Entries with figure data:
========================

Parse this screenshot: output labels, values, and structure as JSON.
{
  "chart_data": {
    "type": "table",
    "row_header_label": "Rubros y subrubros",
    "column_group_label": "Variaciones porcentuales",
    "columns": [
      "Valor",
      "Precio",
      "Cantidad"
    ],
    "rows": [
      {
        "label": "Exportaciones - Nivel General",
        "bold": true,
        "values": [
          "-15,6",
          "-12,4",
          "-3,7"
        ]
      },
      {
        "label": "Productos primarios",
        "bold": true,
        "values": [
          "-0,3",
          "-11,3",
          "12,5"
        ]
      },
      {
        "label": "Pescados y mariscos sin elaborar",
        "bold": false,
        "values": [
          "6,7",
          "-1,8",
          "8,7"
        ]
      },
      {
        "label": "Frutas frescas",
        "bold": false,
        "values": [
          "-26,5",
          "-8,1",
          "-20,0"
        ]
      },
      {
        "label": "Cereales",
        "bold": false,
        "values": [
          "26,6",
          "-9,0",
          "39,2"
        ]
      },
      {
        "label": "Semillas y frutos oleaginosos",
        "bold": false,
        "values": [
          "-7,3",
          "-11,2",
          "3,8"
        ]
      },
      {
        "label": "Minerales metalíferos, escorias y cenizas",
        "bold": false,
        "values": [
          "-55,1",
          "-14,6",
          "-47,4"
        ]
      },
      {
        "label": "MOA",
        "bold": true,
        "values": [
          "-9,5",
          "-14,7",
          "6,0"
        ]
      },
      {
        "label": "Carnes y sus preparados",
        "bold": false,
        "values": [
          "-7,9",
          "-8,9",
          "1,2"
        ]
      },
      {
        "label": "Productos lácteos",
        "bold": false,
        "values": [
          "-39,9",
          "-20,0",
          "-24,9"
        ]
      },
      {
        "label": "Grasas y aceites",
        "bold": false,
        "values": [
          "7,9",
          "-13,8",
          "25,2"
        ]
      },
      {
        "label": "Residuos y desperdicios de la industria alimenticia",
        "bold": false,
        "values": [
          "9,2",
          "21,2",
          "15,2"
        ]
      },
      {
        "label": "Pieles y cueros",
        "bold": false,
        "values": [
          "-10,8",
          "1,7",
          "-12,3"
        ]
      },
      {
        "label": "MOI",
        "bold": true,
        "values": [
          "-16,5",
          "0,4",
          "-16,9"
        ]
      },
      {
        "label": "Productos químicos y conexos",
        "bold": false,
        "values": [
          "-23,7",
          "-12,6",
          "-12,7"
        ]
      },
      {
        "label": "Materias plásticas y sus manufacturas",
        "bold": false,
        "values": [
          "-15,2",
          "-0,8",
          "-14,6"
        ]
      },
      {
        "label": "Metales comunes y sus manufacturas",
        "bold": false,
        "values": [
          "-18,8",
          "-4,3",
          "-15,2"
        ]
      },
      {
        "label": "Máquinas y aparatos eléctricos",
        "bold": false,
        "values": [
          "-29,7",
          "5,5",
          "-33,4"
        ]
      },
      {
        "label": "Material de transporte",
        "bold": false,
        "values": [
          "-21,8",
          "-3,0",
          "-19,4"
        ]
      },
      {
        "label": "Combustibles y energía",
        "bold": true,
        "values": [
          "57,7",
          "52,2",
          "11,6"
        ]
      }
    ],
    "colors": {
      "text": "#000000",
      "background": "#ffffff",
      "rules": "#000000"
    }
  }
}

========================

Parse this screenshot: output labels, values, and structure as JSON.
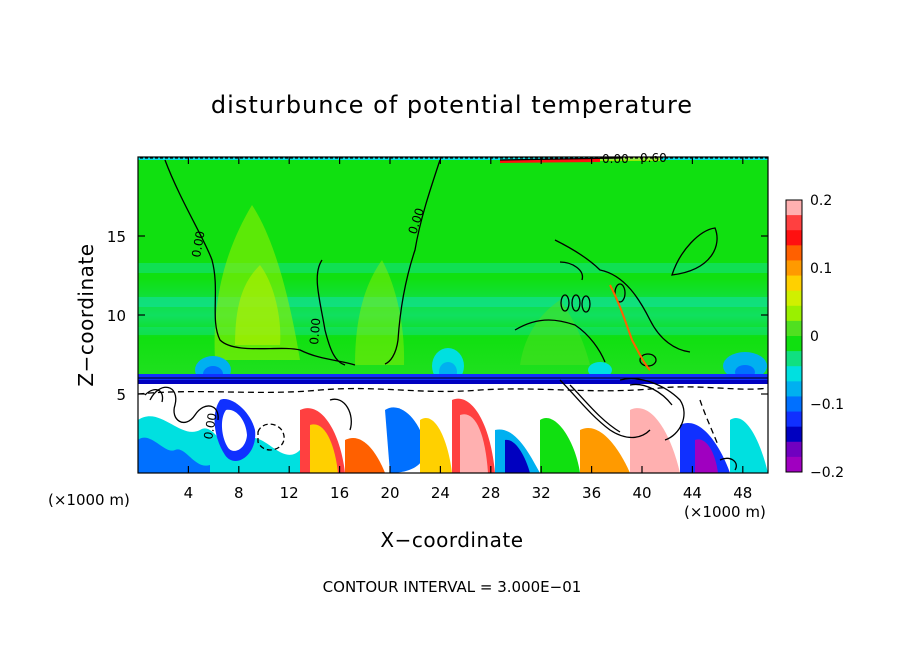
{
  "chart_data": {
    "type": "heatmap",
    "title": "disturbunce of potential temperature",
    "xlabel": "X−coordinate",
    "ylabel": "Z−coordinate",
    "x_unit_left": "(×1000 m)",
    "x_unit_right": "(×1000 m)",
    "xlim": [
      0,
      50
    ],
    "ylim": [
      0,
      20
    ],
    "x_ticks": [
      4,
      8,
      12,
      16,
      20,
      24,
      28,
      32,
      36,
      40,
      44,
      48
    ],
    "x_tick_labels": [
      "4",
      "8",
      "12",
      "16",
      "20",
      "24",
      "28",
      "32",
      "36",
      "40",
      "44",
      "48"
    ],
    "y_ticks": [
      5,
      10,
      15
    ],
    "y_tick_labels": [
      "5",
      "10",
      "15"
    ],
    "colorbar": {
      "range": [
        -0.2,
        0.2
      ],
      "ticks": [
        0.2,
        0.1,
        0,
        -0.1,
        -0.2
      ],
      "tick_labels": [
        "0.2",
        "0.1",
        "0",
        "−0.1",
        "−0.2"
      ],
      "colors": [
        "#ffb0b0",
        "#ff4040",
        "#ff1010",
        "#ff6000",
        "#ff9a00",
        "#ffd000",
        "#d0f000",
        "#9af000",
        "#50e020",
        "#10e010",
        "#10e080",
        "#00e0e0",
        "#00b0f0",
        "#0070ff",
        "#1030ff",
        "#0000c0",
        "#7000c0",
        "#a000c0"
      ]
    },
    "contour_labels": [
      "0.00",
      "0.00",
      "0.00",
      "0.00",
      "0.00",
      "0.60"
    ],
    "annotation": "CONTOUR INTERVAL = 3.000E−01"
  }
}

========================

* _Problem to work on_:
Where a line holds the string "coordinate", copy that line.

* _Written answer_:
    "xlabel": "X−coordinate",
    "ylabel": "Z−coordinate",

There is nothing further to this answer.